-- BEGIN --
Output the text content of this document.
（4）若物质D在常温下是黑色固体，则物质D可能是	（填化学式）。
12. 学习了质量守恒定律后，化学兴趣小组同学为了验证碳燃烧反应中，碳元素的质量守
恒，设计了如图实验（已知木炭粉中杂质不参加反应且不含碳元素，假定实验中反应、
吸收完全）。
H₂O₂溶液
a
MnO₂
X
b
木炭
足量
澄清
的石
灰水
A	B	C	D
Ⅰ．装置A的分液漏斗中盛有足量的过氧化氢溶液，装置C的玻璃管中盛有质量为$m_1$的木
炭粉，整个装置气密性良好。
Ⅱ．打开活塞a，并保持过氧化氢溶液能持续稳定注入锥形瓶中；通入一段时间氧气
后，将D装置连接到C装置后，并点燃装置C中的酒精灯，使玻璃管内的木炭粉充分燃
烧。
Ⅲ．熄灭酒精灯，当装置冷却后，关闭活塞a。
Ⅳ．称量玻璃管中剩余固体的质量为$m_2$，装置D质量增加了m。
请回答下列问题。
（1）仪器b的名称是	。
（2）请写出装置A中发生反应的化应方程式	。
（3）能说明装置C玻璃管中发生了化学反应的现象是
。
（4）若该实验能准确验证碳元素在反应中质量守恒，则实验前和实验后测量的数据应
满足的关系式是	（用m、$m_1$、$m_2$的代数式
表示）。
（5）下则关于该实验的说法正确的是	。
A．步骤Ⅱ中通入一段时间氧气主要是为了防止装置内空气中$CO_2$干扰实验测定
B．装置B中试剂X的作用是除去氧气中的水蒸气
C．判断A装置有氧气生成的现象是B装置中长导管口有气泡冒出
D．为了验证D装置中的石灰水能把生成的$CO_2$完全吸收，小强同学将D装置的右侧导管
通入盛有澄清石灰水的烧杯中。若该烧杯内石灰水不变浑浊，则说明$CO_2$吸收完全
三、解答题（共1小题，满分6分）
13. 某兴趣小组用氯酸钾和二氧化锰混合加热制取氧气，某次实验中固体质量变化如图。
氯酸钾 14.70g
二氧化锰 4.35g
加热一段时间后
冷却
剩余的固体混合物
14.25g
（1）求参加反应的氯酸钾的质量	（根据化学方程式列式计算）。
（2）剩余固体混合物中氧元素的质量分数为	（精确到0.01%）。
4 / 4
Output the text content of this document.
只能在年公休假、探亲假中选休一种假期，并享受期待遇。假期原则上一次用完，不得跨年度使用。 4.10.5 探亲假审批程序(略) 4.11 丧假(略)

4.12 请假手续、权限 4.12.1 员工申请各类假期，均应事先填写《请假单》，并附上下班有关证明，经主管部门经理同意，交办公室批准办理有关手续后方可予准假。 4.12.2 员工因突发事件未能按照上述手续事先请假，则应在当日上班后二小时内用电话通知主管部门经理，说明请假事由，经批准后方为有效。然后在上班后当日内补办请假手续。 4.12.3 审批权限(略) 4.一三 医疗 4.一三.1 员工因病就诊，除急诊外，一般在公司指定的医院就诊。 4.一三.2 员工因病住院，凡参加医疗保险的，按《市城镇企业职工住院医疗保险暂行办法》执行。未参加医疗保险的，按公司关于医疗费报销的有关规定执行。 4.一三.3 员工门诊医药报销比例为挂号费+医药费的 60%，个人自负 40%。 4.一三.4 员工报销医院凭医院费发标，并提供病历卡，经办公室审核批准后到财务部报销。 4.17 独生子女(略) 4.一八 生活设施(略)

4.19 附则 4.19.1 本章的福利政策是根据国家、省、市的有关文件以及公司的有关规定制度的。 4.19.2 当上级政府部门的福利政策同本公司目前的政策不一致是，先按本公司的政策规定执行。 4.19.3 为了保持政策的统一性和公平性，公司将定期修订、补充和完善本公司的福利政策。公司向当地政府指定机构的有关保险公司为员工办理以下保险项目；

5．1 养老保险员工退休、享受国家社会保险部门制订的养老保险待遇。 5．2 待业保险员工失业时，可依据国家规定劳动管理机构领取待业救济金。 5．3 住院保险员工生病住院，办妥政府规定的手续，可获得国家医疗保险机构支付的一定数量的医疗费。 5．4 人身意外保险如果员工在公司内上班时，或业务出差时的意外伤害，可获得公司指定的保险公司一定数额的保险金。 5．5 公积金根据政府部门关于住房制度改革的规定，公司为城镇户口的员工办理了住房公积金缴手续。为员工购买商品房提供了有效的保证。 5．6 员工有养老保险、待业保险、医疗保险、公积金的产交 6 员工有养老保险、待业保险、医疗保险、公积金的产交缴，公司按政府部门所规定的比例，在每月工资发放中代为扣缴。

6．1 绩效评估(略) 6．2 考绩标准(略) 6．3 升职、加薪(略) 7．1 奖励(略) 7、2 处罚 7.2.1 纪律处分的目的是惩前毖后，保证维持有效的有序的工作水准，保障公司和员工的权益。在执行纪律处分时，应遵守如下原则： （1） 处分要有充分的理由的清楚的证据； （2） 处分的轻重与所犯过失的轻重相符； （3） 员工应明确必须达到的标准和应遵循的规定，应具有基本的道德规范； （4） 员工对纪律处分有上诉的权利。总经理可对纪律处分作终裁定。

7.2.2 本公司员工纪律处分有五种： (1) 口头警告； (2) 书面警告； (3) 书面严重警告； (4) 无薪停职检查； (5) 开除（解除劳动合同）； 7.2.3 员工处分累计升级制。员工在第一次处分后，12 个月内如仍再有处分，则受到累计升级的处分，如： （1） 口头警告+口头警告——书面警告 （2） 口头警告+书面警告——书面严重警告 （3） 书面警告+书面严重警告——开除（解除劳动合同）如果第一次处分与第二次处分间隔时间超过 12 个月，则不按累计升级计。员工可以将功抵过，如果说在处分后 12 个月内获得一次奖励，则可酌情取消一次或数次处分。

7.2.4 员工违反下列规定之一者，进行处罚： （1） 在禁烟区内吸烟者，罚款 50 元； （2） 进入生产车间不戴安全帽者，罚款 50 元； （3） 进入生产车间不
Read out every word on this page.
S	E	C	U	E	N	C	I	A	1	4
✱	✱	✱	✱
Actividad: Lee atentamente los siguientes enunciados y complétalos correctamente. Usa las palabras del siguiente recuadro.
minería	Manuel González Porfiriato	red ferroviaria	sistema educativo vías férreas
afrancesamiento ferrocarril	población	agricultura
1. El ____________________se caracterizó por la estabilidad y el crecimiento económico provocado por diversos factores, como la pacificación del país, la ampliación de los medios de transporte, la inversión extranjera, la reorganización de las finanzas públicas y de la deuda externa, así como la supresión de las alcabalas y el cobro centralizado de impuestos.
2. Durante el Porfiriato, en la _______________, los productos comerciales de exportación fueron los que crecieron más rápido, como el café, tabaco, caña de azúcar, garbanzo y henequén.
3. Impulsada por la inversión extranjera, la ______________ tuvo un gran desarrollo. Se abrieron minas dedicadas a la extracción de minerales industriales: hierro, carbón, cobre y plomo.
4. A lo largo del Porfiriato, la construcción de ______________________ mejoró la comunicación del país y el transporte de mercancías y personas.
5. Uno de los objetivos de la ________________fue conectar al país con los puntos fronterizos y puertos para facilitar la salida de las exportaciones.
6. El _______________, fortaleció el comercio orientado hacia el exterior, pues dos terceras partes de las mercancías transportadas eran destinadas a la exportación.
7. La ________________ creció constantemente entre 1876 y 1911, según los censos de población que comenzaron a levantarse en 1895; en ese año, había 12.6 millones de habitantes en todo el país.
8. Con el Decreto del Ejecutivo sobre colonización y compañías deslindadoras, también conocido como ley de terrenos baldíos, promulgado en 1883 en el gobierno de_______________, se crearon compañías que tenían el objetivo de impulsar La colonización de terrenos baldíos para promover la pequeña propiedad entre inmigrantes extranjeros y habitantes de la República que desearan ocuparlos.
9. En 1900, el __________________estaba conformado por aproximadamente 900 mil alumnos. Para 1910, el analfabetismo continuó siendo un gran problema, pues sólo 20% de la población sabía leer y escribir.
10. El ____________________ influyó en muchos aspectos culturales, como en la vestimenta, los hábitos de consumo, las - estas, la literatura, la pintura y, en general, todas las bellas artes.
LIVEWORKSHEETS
-- END --
# PROBLEM:
Lines that hold "吸收完全" are the ones to copy; find all of them.

# TASK OUTPUT:
吸收完全）。
通入盛有澄清石灰水的烧杯中。若该烧杯内石灰水不变浑浊，则说明$CO_2$吸收完全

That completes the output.